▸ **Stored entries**
▶

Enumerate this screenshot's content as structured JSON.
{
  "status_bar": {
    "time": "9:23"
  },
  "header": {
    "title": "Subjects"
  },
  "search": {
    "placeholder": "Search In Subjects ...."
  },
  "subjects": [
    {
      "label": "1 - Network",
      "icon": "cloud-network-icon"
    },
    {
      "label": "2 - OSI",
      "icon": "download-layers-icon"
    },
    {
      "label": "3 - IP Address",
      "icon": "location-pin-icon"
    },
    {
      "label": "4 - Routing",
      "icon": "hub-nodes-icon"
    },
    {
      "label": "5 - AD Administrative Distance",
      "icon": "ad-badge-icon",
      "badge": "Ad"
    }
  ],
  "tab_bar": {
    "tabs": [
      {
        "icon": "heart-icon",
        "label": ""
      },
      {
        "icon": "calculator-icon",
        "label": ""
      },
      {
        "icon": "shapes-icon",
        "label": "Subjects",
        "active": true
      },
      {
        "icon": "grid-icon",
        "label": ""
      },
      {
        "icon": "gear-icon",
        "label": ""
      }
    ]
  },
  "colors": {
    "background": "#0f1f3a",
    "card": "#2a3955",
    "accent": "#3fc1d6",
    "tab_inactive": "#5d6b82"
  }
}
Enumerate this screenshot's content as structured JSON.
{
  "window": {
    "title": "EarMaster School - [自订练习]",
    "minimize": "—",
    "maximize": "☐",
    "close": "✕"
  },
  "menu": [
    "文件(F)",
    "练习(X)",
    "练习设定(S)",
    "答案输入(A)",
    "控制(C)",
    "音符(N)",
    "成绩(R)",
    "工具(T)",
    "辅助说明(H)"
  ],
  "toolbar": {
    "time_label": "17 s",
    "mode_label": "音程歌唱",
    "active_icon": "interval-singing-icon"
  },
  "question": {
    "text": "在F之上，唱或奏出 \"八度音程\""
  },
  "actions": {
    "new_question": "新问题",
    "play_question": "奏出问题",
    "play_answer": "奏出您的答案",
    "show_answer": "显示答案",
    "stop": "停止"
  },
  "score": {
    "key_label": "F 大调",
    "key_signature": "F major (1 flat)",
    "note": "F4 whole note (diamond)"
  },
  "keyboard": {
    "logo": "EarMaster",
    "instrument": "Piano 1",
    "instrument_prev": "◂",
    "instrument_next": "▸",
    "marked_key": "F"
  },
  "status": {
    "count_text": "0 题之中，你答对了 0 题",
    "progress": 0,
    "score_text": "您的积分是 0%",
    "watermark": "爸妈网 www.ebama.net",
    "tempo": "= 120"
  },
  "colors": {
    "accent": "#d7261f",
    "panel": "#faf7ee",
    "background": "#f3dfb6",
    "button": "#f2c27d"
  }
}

◀

▸ **Aim**
Output all preceding records character for character.

▸ **Solved problem**
Enumerate this screenshot's content as structured JSON.
{
  "status_bar": {
    "time": "9:23"
  },
  "header": {
    "title": "Subjects"
  },
  "search": {
    "placeholder": "Search In Subjects ...."
  },
  "subjects": [
    {
      "label": "1 - Network",
      "icon": "cloud-network-icon"
    },
    {
      "label": "2 - OSI",
      "icon": "download-layers-icon"
    },
    {
      "label": "3 - IP Address",
      "icon": "location-pin-icon"
    },
    {
      "label": "4 - Routing",
      "icon": "hub-nodes-icon"
    },
    {
      "label": "5 - AD Administrative Distance",
      "icon": "ad-badge-icon",
      "badge": "Ad"
    }
  ],
  "tab_bar": {
    "tabs": [
      {
        "icon": "heart-icon",
        "label": ""
      },
      {
        "icon": "calculator-icon",
        "label": ""
      },
      {
        "icon": "shapes-icon",
        "label": "Subjects",
        "active": true
      },
      {
        "icon": "grid-icon",
        "label": ""
      },
      {
        "icon": "gear-icon",
        "label": ""
      }
    ]
  },
  "colors": {
    "background": "#0f1f3a",
    "card": "#2a3955",
    "accent": "#3fc1d6",
    "tab_inactive": "#5d6b82"
  }
}
Enumerate this screenshot's content as structured JSON.
{
  "window": {
    "title": "EarMaster School - [自订练习]",
    "minimize": "—",
    "maximize": "☐",
    "close": "✕"
  },
  "menu": [
    "文件(F)",
    "练习(X)",
    "练习设定(S)",
    "答案输入(A)",
    "控制(C)",
    "音符(N)",
    "成绩(R)",
    "工具(T)",
    "辅助说明(H)"
  ],
  "toolbar": {
    "time_label": "17 s",
    "mode_label": "音程歌唱",
    "active_icon": "interval-singing-icon"
  },
  "question": {
    "text": "在F之上，唱或奏出 \"八度音程\""
  },
  "actions": {
    "new_question": "新问题",
    "play_question": "奏出问题",
    "play_answer": "奏出您的答案",
    "show_answer": "显示答案",
    "stop": "停止"
  },
  "score": {
    "key_label": "F 大调",
    "key_signature": "F major (1 flat)",
    "note": "F4 whole note (diamond)"
  },
  "keyboard": {
    "logo": "EarMaster",
    "instrument": "Piano 1",
    "instrument_prev": "◂",
    "instrument_next": "▸",
    "marked_key": "F"
  },
  "status": {
    "count_text": "0 题之中，你答对了 0 题",
    "progress": 0,
    "score_text": "您的积分是 0%",
    "watermark": "爸妈网 www.ebama.net",
    "tempo": "= 120"
  },
  "colors": {
    "accent": "#d7261f",
    "panel": "#faf7ee",
    "background": "#f3dfb6",
    "button": "#f2c27d"
  }
}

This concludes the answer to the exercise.